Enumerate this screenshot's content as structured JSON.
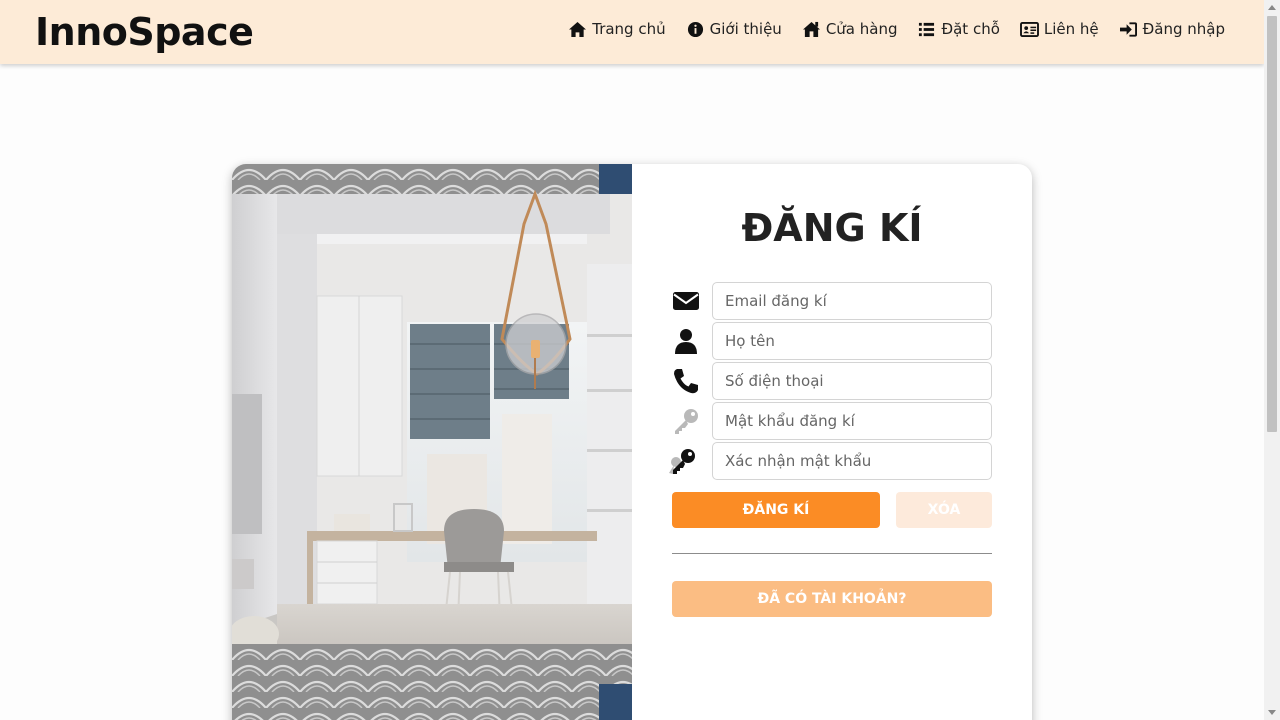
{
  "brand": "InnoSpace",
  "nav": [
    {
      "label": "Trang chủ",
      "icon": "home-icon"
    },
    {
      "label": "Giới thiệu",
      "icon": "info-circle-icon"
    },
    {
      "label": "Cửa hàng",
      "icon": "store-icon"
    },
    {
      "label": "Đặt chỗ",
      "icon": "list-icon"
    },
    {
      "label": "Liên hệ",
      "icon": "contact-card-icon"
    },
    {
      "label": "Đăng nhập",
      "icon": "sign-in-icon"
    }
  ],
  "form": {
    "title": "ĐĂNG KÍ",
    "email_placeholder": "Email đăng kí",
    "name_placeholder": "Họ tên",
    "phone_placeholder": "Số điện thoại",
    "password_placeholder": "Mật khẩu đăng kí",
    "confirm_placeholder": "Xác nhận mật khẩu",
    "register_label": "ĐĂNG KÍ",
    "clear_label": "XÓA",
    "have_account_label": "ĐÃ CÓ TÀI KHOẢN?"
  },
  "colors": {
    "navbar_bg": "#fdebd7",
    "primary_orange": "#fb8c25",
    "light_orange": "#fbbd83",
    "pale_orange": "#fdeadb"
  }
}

-----

* **GOAL**: Scan the entries above and work out how many lines include the word "icon"; the reply is that number alone.

* **PROBLEM SOLUTION**: 6